| Цель |
Перепишите все приведённые ниже записи слово в слово, ничего в них не меняя.

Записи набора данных
========================================================================

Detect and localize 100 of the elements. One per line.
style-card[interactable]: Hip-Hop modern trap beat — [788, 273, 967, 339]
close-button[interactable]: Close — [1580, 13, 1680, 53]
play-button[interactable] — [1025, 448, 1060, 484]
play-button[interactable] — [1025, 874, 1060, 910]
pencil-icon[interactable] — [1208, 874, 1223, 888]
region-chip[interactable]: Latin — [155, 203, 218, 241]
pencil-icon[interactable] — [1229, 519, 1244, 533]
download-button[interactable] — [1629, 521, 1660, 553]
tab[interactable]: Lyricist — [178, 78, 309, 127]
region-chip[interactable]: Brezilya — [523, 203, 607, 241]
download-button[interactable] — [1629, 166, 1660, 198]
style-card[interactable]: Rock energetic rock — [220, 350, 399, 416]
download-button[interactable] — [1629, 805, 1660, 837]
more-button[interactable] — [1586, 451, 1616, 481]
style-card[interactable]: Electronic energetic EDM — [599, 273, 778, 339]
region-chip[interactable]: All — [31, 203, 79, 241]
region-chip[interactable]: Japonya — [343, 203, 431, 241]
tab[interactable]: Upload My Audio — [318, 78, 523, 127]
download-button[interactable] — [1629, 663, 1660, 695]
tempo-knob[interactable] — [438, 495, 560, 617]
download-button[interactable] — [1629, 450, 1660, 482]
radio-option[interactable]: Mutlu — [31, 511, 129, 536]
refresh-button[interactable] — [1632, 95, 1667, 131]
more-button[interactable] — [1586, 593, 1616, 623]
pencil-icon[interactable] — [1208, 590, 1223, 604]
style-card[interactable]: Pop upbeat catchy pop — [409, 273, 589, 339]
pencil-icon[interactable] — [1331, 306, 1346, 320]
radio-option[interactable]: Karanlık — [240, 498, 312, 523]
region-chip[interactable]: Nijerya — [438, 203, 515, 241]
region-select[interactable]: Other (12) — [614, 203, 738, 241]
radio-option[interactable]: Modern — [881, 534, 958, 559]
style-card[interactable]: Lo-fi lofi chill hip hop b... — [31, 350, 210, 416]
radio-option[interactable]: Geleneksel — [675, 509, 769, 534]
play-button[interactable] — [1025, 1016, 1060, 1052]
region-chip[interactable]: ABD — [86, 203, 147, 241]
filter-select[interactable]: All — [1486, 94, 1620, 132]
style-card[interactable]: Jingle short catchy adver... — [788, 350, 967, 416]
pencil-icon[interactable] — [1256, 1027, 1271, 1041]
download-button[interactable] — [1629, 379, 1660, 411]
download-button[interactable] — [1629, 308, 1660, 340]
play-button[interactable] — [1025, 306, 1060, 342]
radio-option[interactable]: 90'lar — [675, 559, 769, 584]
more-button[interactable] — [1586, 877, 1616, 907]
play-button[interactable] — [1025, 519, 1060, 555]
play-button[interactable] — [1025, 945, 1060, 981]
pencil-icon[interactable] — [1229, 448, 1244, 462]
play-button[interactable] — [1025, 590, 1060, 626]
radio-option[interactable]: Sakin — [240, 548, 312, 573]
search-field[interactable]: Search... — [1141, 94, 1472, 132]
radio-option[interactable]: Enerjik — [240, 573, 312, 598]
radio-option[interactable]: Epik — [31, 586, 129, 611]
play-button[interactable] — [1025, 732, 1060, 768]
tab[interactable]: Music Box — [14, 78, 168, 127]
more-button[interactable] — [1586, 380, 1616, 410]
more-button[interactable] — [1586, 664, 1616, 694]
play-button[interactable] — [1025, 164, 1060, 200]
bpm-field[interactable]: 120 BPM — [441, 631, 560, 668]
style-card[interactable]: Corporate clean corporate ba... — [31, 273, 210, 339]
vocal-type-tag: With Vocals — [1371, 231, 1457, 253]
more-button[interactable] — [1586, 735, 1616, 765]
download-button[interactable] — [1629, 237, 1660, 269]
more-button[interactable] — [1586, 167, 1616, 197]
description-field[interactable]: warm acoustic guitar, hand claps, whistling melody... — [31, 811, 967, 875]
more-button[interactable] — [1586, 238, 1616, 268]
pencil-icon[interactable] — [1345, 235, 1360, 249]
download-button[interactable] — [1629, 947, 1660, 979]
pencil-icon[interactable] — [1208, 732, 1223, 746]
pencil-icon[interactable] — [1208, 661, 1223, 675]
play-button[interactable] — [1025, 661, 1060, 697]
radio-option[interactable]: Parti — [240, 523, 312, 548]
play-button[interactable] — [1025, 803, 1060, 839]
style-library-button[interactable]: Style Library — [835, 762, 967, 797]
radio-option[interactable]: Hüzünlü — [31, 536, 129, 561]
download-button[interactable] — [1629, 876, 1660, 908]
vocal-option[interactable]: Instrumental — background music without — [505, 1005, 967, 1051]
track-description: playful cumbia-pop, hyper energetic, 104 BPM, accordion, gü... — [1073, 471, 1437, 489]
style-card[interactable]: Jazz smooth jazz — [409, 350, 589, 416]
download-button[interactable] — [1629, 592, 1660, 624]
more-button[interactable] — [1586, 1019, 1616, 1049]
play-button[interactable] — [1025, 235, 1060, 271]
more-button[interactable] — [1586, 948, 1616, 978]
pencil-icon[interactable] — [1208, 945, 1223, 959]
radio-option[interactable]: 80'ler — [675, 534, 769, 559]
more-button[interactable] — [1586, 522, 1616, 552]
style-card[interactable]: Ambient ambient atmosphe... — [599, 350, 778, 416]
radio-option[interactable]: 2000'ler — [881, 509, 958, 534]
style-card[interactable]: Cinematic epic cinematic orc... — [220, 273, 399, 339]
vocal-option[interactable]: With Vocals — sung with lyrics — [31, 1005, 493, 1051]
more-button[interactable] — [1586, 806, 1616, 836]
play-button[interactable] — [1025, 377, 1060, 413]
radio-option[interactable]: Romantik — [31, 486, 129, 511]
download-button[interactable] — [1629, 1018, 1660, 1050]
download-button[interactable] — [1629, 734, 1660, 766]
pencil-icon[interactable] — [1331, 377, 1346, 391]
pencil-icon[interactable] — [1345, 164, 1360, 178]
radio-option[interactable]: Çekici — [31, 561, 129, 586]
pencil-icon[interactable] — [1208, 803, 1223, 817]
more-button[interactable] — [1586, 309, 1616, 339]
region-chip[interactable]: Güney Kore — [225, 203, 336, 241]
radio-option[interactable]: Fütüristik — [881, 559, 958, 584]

========================================================================

| Результат упражнения |
Detect and localize 100 of the elements. One per line.
style-card[interactable]: Hip-Hop modern trap beat — [788, 273, 967, 339]
close-button[interactable]: Close — [1580, 13, 1680, 53]
play-button[interactable] — [1025, 448, 1060, 484]
play-button[interactable] — [1025, 874, 1060, 910]
pencil-icon[interactable] — [1208, 874, 1223, 888]
region-chip[interactable]: Latin — [155, 203, 218, 241]
pencil-icon[interactable] — [1229, 519, 1244, 533]
download-button[interactable] — [1629, 521, 1660, 553]
tab[interactable]: Lyricist — [178, 78, 309, 127]
region-chip[interactable]: Brezilya — [523, 203, 607, 241]
download-button[interactable] — [1629, 166, 1660, 198]
style-card[interactable]: Rock energetic rock — [220, 350, 399, 416]
download-button[interactable] — [1629, 805, 1660, 837]
more-button[interactable] — [1586, 451, 1616, 481]
style-card[interactable]: Electronic energetic EDM — [599, 273, 778, 339]
region-chip[interactable]: All — [31, 203, 79, 241]
region-chip[interactable]: Japonya — [343, 203, 431, 241]
tab[interactable]: Upload My Audio — [318, 78, 523, 127]
download-button[interactable] — [1629, 663, 1660, 695]
tempo-knob[interactable] — [438, 495, 560, 617]
download-button[interactable] — [1629, 450, 1660, 482]
radio-option[interactable]: Mutlu — [31, 511, 129, 536]
refresh-button[interactable] — [1632, 95, 1667, 131]
more-button[interactable] — [1586, 593, 1616, 623]
pencil-icon[interactable] — [1208, 590, 1223, 604]
style-card[interactable]: Pop upbeat catchy pop — [409, 273, 589, 339]
pencil-icon[interactable] — [1331, 306, 1346, 320]
radio-option[interactable]: Karanlık — [240, 498, 312, 523]
region-chip[interactable]: Nijerya — [438, 203, 515, 241]
region-select[interactable]: Other (12) — [614, 203, 738, 241]
radio-option[interactable]: Modern — [881, 534, 958, 559]
style-card[interactable]: Lo-fi lofi chill hip hop b... — [31, 350, 210, 416]
radio-option[interactable]: Geleneksel — [675, 509, 769, 534]
play-button[interactable] — [1025, 1016, 1060, 1052]
region-chip[interactable]: ABD — [86, 203, 147, 241]
filter-select[interactable]: All — [1486, 94, 1620, 132]
style-card[interactable]: Jingle short catchy adver... — [788, 350, 967, 416]
pencil-icon[interactable] — [1256, 1027, 1271, 1041]
download-button[interactable] — [1629, 379, 1660, 411]
download-button[interactable] — [1629, 308, 1660, 340]
play-button[interactable] — [1025, 306, 1060, 342]
radio-option[interactable]: 90'lar — [675, 559, 769, 584]
more-button[interactable] — [1586, 877, 1616, 907]
play-button[interactable] — [1025, 519, 1060, 555]
play-button[interactable] — [1025, 945, 1060, 981]
pencil-icon[interactable] — [1229, 448, 1244, 462]
play-button[interactable] — [1025, 590, 1060, 626]
radio-option[interactable]: Sakin — [240, 548, 312, 573]
search-field[interactable]: Search... — [1141, 94, 1472, 132]
radio-option[interactable]: Enerjik — [240, 573, 312, 598]
radio-option[interactable]: Epik — [31, 586, 129, 611]
play-button[interactable] — [1025, 732, 1060, 768]
tab[interactable]: Music Box — [14, 78, 168, 127]
more-button[interactable] — [1586, 380, 1616, 410]
more-button[interactable] — [1586, 664, 1616, 694]
play-button[interactable] — [1025, 164, 1060, 200]
bpm-field[interactable]: 120 BPM — [441, 631, 560, 668]
style-card[interactable]: Corporate clean corporate ba... — [31, 273, 210, 339]
vocal-type-tag: With Vocals — [1371, 231, 1457, 253]
more-button[interactable] — [1586, 735, 1616, 765]
download-button[interactable] — [1629, 237, 1660, 269]
more-button[interactable] — [1586, 167, 1616, 197]
description-field[interactable]: warm acoustic guitar, hand claps, whistling melody... — [31, 811, 967, 875]
more-button[interactable] — [1586, 238, 1616, 268]
pencil-icon[interactable] — [1345, 235, 1360, 249]
download-button[interactable] — [1629, 947, 1660, 979]
pencil-icon[interactable] — [1208, 732, 1223, 746]
pencil-icon[interactable] — [1208, 661, 1223, 675]
play-button[interactable] — [1025, 661, 1060, 697]
radio-option[interactable]: Parti — [240, 523, 312, 548]
play-button[interactable] — [1025, 803, 1060, 839]
style-library-button[interactable]: Style Library — [835, 762, 967, 797]
radio-option[interactable]: Hüzünlü — [31, 536, 129, 561]
download-button[interactable] — [1629, 876, 1660, 908]
vocal-option[interactable]: Instrumental — background music without — [505, 1005, 967, 1051]
track-description: playful cumbia-pop, hyper energetic, 104 BPM, accordion, gü... — [1073, 471, 1437, 489]
style-card[interactable]: Jazz smooth jazz — [409, 350, 589, 416]
download-button[interactable] — [1629, 592, 1660, 624]
more-button[interactable] — [1586, 1019, 1616, 1049]
play-button[interactable] — [1025, 235, 1060, 271]
more-button[interactable] — [1586, 948, 1616, 978]
pencil-icon[interactable] — [1208, 945, 1223, 959]
radio-option[interactable]: 80'ler — [675, 534, 769, 559]
more-button[interactable] — [1586, 522, 1616, 552]
style-card[interactable]: Ambient ambient atmosphe... — [599, 350, 778, 416]
radio-option[interactable]: 2000'ler — [881, 509, 958, 534]
style-card[interactable]: Cinematic epic cinematic orc... — [220, 273, 399, 339]
vocal-option[interactable]: With Vocals — sung with lyrics — [31, 1005, 493, 1051]
more-button[interactable] — [1586, 806, 1616, 836]
play-button[interactable] — [1025, 377, 1060, 413]
radio-option[interactable]: Romantik — [31, 486, 129, 511]
download-button[interactable] — [1629, 1018, 1660, 1050]
download-button[interactable] — [1629, 734, 1660, 766]
pencil-icon[interactable] — [1331, 377, 1346, 391]
pencil-icon[interactable] — [1345, 164, 1360, 178]
radio-option[interactable]: Çekici — [31, 561, 129, 586]
pencil-icon[interactable] — [1208, 803, 1223, 817]
more-button[interactable] — [1586, 309, 1616, 339]
region-chip[interactable]: Güney Kore — [225, 203, 336, 241]
radio-option[interactable]: Fütüristik — [881, 559, 958, 584]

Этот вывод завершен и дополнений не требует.